Please return the full listing below without altering anything.

--- START ---

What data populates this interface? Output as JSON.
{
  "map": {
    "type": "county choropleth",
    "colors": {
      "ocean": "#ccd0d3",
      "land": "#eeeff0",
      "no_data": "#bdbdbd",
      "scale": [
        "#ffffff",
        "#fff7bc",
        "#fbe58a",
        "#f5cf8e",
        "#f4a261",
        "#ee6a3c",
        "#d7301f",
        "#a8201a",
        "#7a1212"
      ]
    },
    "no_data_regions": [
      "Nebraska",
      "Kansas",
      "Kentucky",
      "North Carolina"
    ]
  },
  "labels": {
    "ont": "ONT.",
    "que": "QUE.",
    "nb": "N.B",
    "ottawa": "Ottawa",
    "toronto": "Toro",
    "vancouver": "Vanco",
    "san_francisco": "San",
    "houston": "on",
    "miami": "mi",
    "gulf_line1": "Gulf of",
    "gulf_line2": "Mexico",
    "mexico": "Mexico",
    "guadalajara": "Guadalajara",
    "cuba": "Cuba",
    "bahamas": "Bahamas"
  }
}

--- END ---

▸ Complete response:
What data populates this interface? Output as JSON.
{
  "map": {
    "type": "county choropleth",
    "colors": {
      "ocean": "#ccd0d3",
      "land": "#eeeff0",
      "no_data": "#bdbdbd",
      "scale": [
        "#ffffff",
        "#fff7bc",
        "#fbe58a",
        "#f5cf8e",
        "#f4a261",
        "#ee6a3c",
        "#d7301f",
        "#a8201a",
        "#7a1212"
      ]
    },
    "no_data_regions": [
      "Nebraska",
      "Kansas",
      "Kentucky",
      "North Carolina"
    ]
  },
  "labels": {
    "ont": "ONT.",
    "que": "QUE.",
    "nb": "N.B",
    "ottawa": "Ottawa",
    "toronto": "Toro",
    "vancouver": "Vanco",
    "san_francisco": "San",
    "houston": "on",
    "miami": "mi",
    "gulf_line1": "Gulf of",
    "gulf_line2": "Mexico",
    "mexico": "Mexico",
    "guadalajara": "Guadalajara",
    "cuba": "Cuba",
    "bahamas": "Bahamas"
  }
}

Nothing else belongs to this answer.